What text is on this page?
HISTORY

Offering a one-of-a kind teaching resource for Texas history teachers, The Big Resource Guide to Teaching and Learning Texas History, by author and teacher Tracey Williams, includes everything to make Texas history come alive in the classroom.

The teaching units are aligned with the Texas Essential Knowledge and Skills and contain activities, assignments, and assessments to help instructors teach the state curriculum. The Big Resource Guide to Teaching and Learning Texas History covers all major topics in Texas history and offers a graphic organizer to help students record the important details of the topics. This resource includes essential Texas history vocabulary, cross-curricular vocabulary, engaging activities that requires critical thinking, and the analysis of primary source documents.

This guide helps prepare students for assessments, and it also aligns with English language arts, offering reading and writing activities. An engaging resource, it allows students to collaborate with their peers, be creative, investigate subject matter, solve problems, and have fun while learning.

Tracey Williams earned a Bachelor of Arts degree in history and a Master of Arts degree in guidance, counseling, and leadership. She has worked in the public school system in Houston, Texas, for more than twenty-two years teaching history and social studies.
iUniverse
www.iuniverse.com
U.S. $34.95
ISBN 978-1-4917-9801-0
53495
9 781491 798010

§ §

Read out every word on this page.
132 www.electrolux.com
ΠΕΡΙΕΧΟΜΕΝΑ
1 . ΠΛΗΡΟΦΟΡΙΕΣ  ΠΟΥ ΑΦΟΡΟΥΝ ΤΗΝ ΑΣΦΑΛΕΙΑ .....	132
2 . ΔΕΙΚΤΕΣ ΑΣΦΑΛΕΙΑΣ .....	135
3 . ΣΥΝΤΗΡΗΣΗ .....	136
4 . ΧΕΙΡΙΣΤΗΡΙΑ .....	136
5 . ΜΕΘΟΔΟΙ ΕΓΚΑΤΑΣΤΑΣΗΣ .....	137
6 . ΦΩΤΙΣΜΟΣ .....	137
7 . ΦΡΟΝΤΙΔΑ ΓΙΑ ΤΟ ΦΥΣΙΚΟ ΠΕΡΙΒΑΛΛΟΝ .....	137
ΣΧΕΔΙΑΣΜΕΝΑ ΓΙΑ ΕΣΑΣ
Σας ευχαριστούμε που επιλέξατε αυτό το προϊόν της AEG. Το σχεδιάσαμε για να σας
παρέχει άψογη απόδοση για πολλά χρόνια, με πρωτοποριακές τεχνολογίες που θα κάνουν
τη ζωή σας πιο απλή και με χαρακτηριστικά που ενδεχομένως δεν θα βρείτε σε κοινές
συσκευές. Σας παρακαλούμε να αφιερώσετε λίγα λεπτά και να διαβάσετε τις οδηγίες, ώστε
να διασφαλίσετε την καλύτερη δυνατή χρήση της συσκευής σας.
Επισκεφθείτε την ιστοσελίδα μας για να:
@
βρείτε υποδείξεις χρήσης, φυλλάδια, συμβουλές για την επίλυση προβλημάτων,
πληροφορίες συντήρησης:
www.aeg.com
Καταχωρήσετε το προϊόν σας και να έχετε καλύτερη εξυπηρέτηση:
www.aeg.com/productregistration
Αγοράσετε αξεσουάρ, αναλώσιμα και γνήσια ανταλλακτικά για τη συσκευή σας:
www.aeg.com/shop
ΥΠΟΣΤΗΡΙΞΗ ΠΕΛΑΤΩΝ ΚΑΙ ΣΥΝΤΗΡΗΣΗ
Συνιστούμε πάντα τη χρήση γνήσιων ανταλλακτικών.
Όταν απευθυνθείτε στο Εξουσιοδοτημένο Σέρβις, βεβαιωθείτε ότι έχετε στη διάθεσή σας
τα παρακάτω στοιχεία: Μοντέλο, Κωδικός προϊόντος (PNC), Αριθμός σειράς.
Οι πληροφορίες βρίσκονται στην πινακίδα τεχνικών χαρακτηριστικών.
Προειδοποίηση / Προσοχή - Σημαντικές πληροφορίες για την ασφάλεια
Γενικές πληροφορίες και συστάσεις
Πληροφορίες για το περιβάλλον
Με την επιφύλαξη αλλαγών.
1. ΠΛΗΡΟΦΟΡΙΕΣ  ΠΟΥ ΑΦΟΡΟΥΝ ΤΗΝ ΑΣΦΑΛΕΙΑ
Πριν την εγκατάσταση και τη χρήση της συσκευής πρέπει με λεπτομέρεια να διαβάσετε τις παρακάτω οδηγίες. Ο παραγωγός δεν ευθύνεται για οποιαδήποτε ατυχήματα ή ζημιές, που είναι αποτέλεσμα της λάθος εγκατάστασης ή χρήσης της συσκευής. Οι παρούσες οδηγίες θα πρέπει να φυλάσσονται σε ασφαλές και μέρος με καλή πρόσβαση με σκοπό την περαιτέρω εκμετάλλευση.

§ §

Requirement
From the listing above, copy all lines holding the word "βρείτε".

Answer for this exercise
τη ζωή σας πιο απλή και με χαρακτηριστικά που ενδεχομένως δεν θα βρείτε σε κοινές
βρείτε υποδείξεις χρήσης, φυλλάδια, συμβουλές για την επίλυση προβλημάτων,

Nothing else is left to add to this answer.